━━━━━ ITEMS

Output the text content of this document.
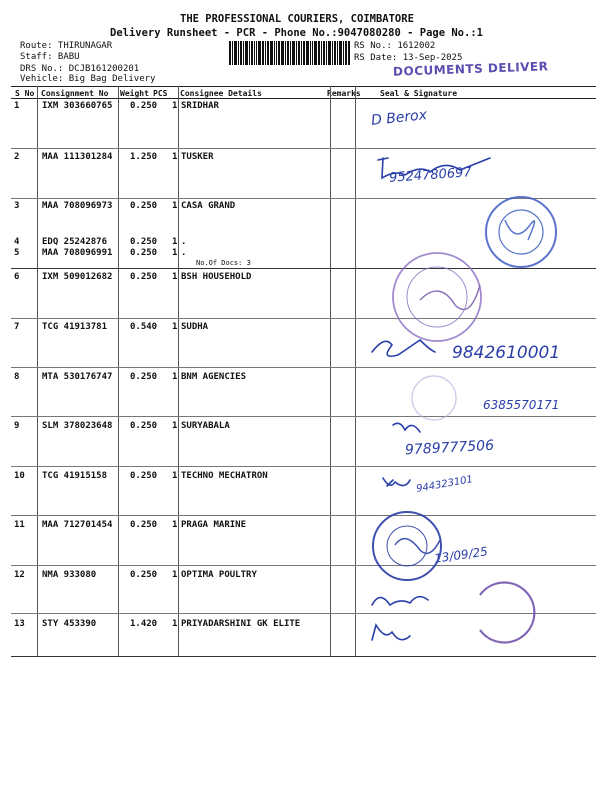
THE PROFESSIONAL COURIERS, COIMBATORE
Delivery Runsheet - PCR - Phone No.:9047080280 - Page No.:1
Route: THIRUNAGAR
Staff: BABU
DRS No.: DCJB161200201
Vehicle: Big Bag Delivery
RS No.: 1612002
RS Date: 13-Sep-2025
DOCUMENTS DELIVER
S No Consignment No Weight PCS Consignee Details	Remarks Seal & Signature
1	IXM 303660765 0.250 1 SRIDHAR
2	MAA 111301284 1.250 1 TUSKER
3	MAA 708096973 0.250 1 CASA GRAND
4	EDQ 25242876	0.250 1 .
5	MAA 708096991 0.250 1 .
No.Of Docs: 3
6	IXM 509012682 0.250 1 BSH HOUSEHOLD
7	TCG 41913781	0.540 1 SUDHA
8	MTA 530176747 0.250 1 BNM AGENCIES
9	SLM 378023648 0.250 1 SURYABALA
10 TCG 41915158	0.250 1 TECHNO MECHATRON
11 MAA 712701454 0.250 1 PRAGA MARINE
12 NMA 933080	0.250 1 OPTIMA POULTRY
13 STY 453390	1.420 1 PRIYADARSHINI GK ELITE
D Berox
9524780697
9842610001
6385570171
9789777506
944323101
13/09/25
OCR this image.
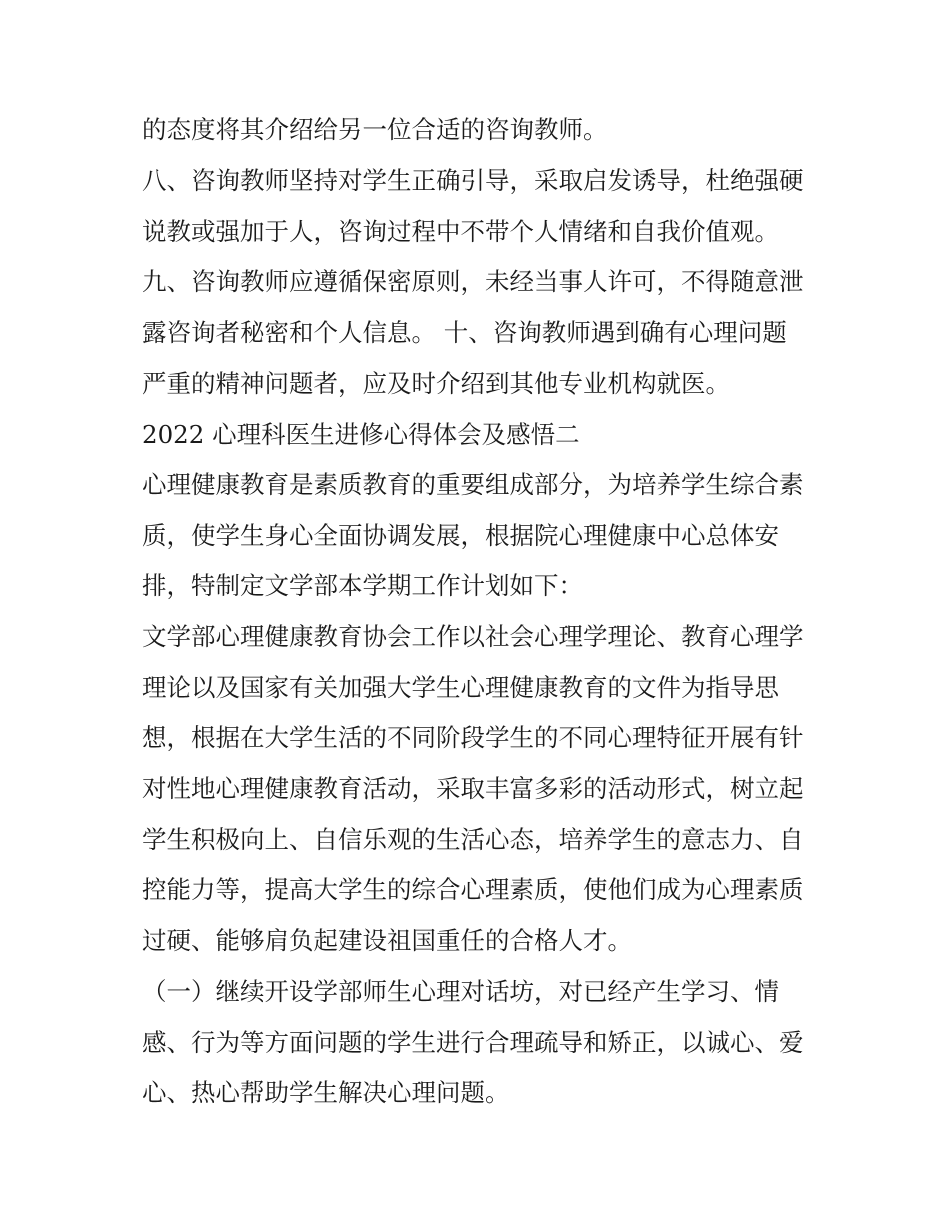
的态度将其介绍给另一位合适的咨询教师。

八、咨询教师坚持对学生正确引导，采取启发诱导，杜绝强硬

说教或强加于人，咨询过程中不带个人情绪和自我价值观。

九、咨询教师应遵循保密原则，未经当事人许可，不得随意泄

露咨询者秘密和个人信息。 十、咨询教师遇到确有心理问题

严重的精神问题者，应及时介绍到其他专业机构就医。

2022 心理科医生进修心得体会及感悟二

心理健康教育是素质教育的重要组成部分，为培养学生综合素

质，使学生身心全面协调发展，根据院心理健康中心总体安

排，特制定文学部本学期工作计划如下：

文学部心理健康教育协会工作以社会心理学理论、教育心理学

理论以及国家有关加强大学生心理健康教育的文件为指导思

想，根据在大学生活的不同阶段学生的不同心理特征开展有针

对性地心理健康教育活动，采取丰富多彩的活动形式，树立起

学生积极向上、自信乐观的生活心态，培养学生的意志力、自

控能力等，提高大学生的综合心理素质，使他们成为心理素质

过硬、能够肩负起建设祖国重任的合格人才。

（一）继续开设学部师生心理对话坊，对已经产生学习、情

感、行为等方面问题的学生进行合理疏导和矫正，以诚心、爱

心、热心帮助学生解决心理问题。
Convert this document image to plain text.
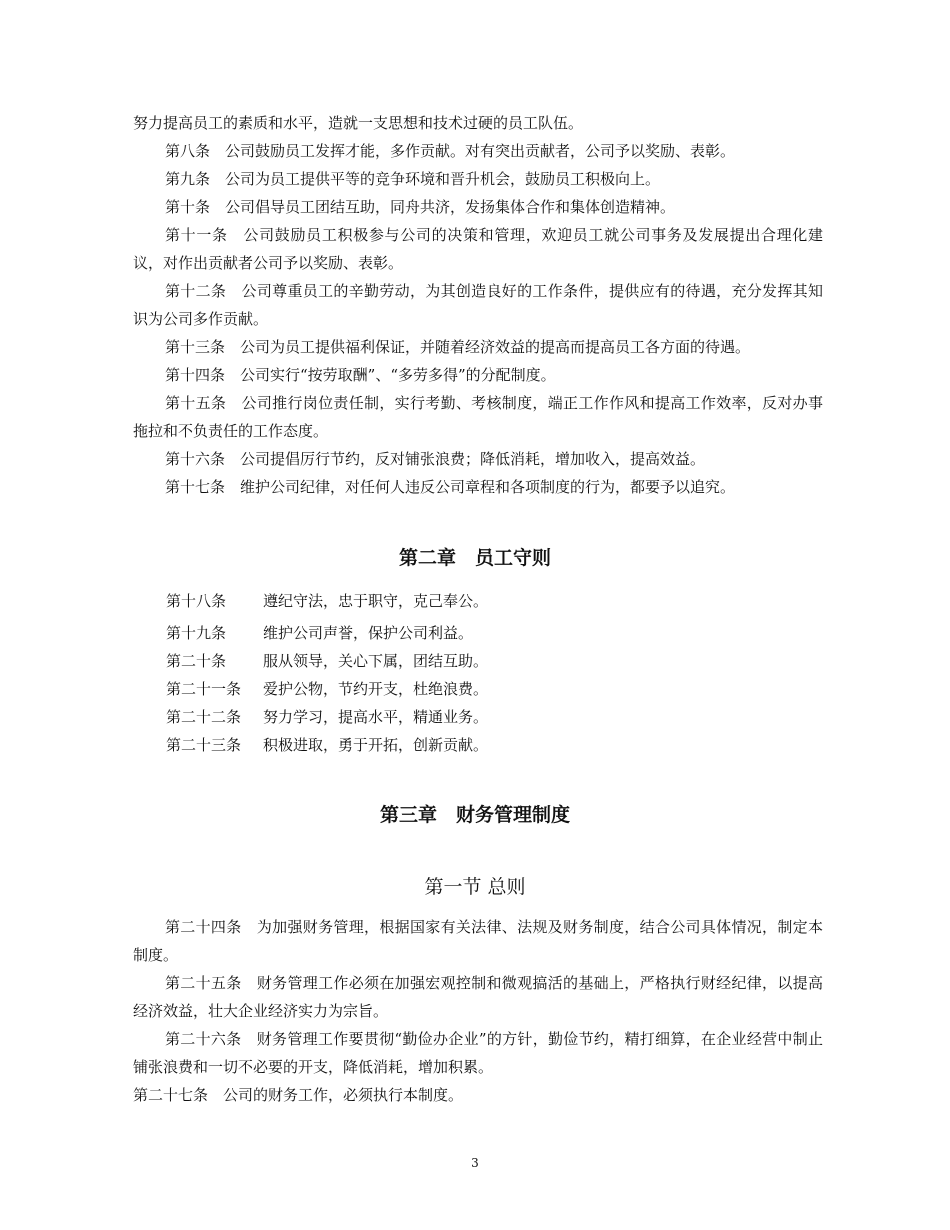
努力提高员工的素质和水平，造就一支思想和技术过硬的员工队伍。
第八条　公司鼓励员工发挥才能，多作贡献。对有突出贡献者，公司予以奖励、表彰。
第九条　公司为员工提供平等的竞争环境和晋升机会，鼓励员工积极向上。
第十条　公司倡导员工团结互助，同舟共济，发扬集体合作和集体创造精神。
第十一条　公司鼓励员工积极参与公司的决策和管理，欢迎员工就公司事务及发展提出合理化建议，对作出贡献者公司予以奖励、表彰。
第十二条　公司尊重员工的辛勤劳动，为其创造良好的工作条件，提供应有的待遇，充分发挥其知识为公司多作贡献。
第十三条　公司为员工提供福利保证，并随着经济效益的提高而提高员工各方面的待遇。
第十四条　公司实行“按劳取酬”、“多劳多得”的分配制度。
第十五条　公司推行岗位责任制，实行考勤、考核制度，端正工作作风和提高工作效率，反对办事拖拉和不负责任的工作态度。
第十六条　公司提倡厉行节约，反对铺张浪费；降低消耗，增加收入，提高效益。
第十七条　维护公司纪律，对任何人违反公司章程和各项制度的行为，都要予以追究。
第二章　员工守则
第十八条 遵纪守法，忠于职守，克己奉公。
第十九条 维护公司声誉，保护公司利益。
第二十条 服从领导，关心下属，团结互助。
第二十一条 爱护公物，节约开支，杜绝浪费。
第二十二条 努力学习，提高水平，精通业务。
第二十三条 积极进取，勇于开拓，创新贡献。
第三章　财务管理制度
第一节 总则
第二十四条　为加强财务管理，根据国家有关法律、法规及财务制度，结合公司具体情况，制定本制度。
第二十五条　财务管理工作必须在加强宏观控制和微观搞活的基础上，严格执行财经纪律，以提高经济效益，壮大企业经济实力为宗旨。
第二十六条　财务管理工作要贯彻“勤俭办企业”的方针，勤俭节约，精打细算，在企业经营中制止铺张浪费和一切不必要的开支，降低消耗，增加积累。
第二十七条　公司的财务工作，必须执行本制度。
3
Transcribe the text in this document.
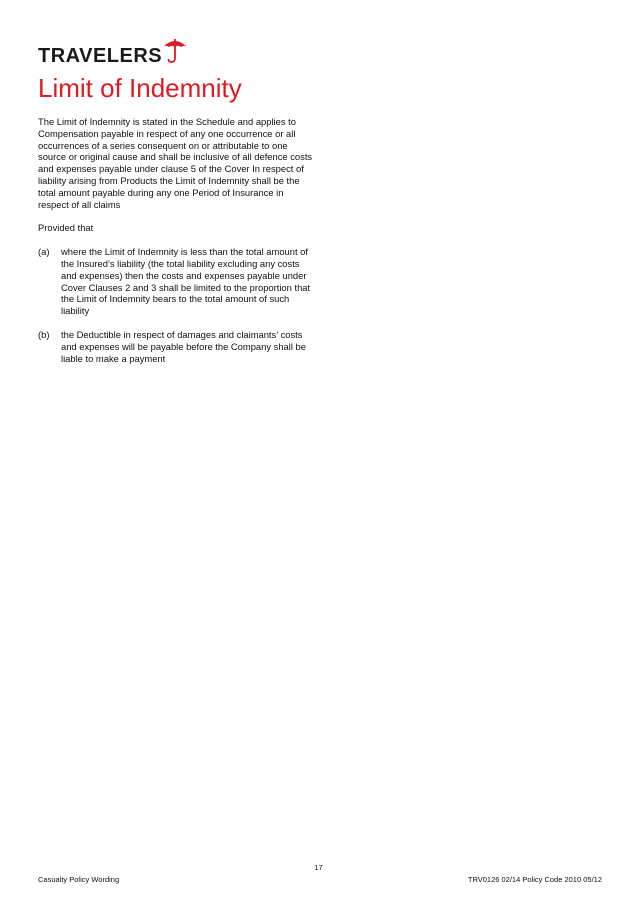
TRAVELERS
Limit of Indemnity

The Limit of Indemnity is stated in the Schedule and applies to Compensation payable in respect of any one occurrence or all occurrences of a series consequent on or attributable to one source or original cause and shall be inclusive of all defence costs and expenses payable under clause 5 of the Cover In respect of liability arising from Products the Limit of Indemnity shall be the total amount payable during any one Period of Insurance in respect of all claims

Provided that

(a)	where the Limit of Indemnity is less than the total amount of the Insured’s liability (the total liability excluding any costs and expenses) then the costs and expenses payable under Cover Clauses 2 and 3 shall be limited to the proportion that the Limit of Indemnity bears to the total amount of such liability
(b)	the Deductible in respect of damages and claimants’ costs and expenses will be payable before the Company shall be liable to make a payment
17
Casualty Policy Wording	TRV0126 02/14 Policy Code 2010 05/12
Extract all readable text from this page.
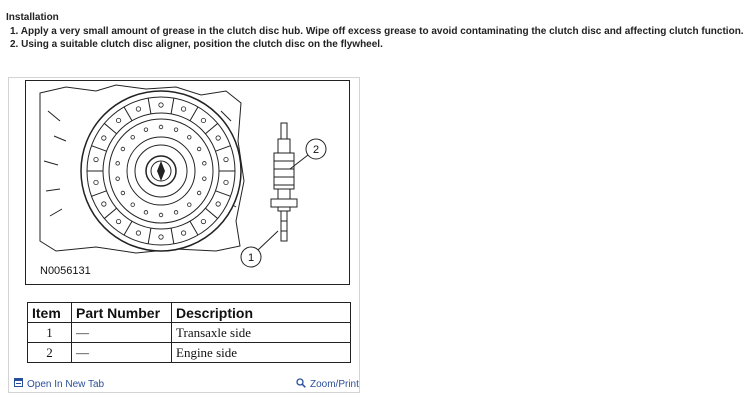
Installation
1. Apply a very small amount of grease in the clutch disc hub. Wipe off excess grease to avoid contaminating the clutch disc and affecting clutch function.
2. Using a suitable clutch disc aligner, position the clutch disc on the flywheel.
2
1
N0056131
Item	Part Number	Description
1	—	Transaxle side
2	—	Engine side
Open In New Tab	Zoom/Print
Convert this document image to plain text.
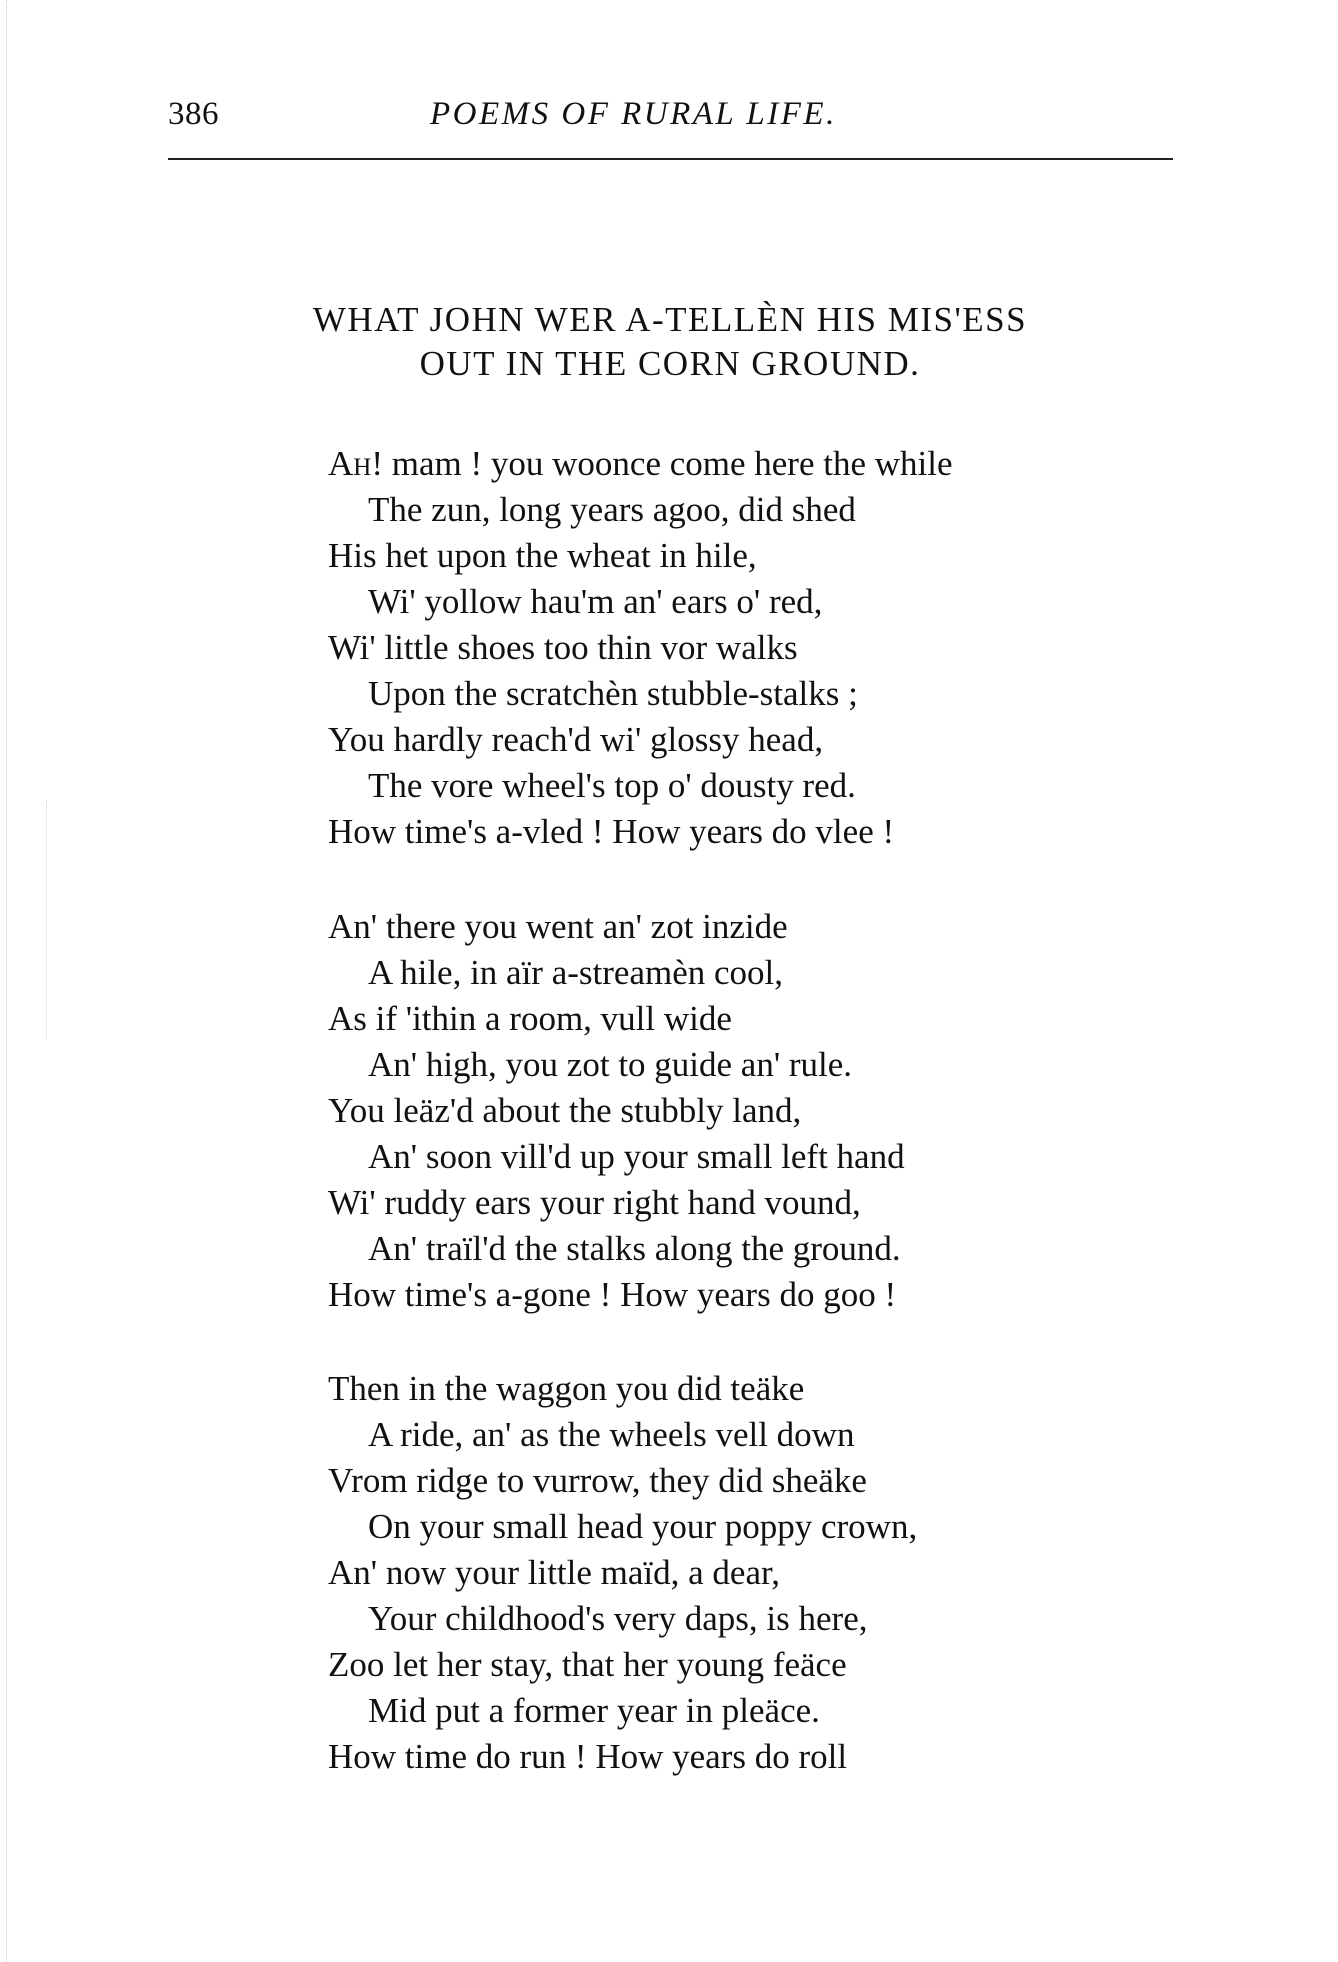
386	POEMS OF RURAL LIFE.
WHAT JOHN WER A-TELLÈN HIS MIS'ESS
OUT IN THE CORN GROUND.
Ah! mam ! you woonce come here the while
The zun, long years agoo, did shed
His het upon the wheat in hile,
Wi' yollow hau'm an' ears o' red,
Wi' little shoes too thin vor walks
Upon the scratchèn stubble-stalks ;
You hardly reach'd wi' glossy head,
The vore wheel's top o' dousty red.
How time's a-vled ! How years do vlee !
An' there you went an' zot inzide
A hile, in aïr a-streamèn cool,
As if 'ithin a room, vull wide
An' high, you zot to guide an' rule.
You leäz'd about the stubbly land,
An' soon vill'd up your small left hand
Wi' ruddy ears your right hand vound,
An' traïl'd the stalks along the ground.
How time's a-gone ! How years do goo !
Then in the waggon you did teäke
A ride, an' as the wheels vell down
Vrom ridge to vurrow, they did sheäke
On your small head your poppy crown,
An' now your little maïd, a dear,
Your childhood's very daps, is here,
Zoo let her stay, that her young feäce
Mid put a former year in pleäce.
How time do run ! How years do roll
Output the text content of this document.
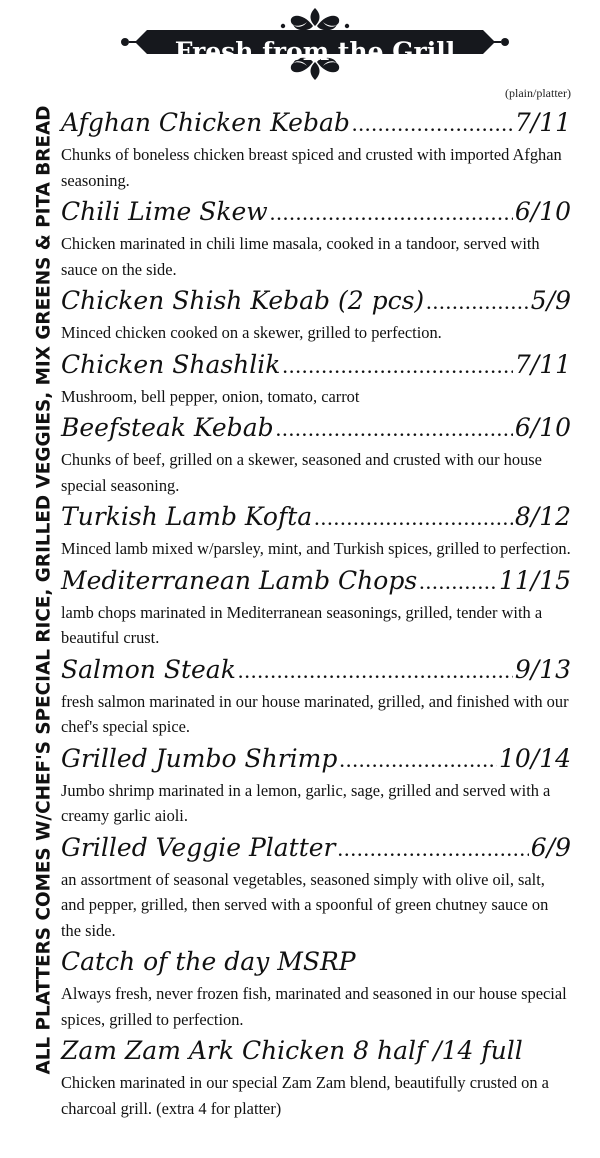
Fresh from the Grill
ALL PLATTERS COMES W/CHEF'S SPECIAL RICE, GRILLED VEGGIES, MIX GREENS & PITA BREAD
(plain/platter)
Afghan Chicken Kebab .....	7/11
Chunks of boneless chicken breast spiced and crusted with imported Afghan seasoning.
Chili Lime Skew .....	6/10
Chicken marinated in chili lime masala, cooked in a tandoor, served with sauce on the side.
Chicken Shish Kebab (2 pcs) .....	5/9
Minced chicken cooked on a skewer, grilled to perfection.
Chicken Shashlik .....	7/11
Mushroom, bell pepper, onion, tomato, carrot
Beefsteak Kebab .....	6/10
Chunks of beef, grilled on a skewer, seasoned and crusted with our house special seasoning.
Turkish Lamb Kofta .....	8/12
Minced lamb mixed w/parsley, mint, and Turkish spices, grilled to perfection.
Mediterranean Lamb Chops .....	11/15
lamb chops marinated in Mediterranean seasonings, grilled, tender with a beautiful crust.
Salmon Steak .....	9/13
fresh salmon marinated in our house marinated, grilled, and finished with our chef's special spice.
Grilled Jumbo Shrimp .....	10/14
Jumbo shrimp marinated in a lemon, garlic, sage, grilled and served with a creamy garlic aioli.
Grilled Veggie Platter .....	6/9
an assortment of seasonal vegetables, seasoned simply with olive oil, salt, and pepper, grilled, then served with a spoonful of green chutney sauce on the side.
Catch of the day MSRP
Always fresh, never frozen fish, marinated and seasoned in our house special spices, grilled to perfection.
Zam Zam Ark Chicken 8 half /14 full
Chicken marinated in our special Zam Zam blend, beautifully crusted on a charcoal grill. (extra 4 for platter)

━━━━━━━━━━

For the data above, state only how many lines include the word "served".

3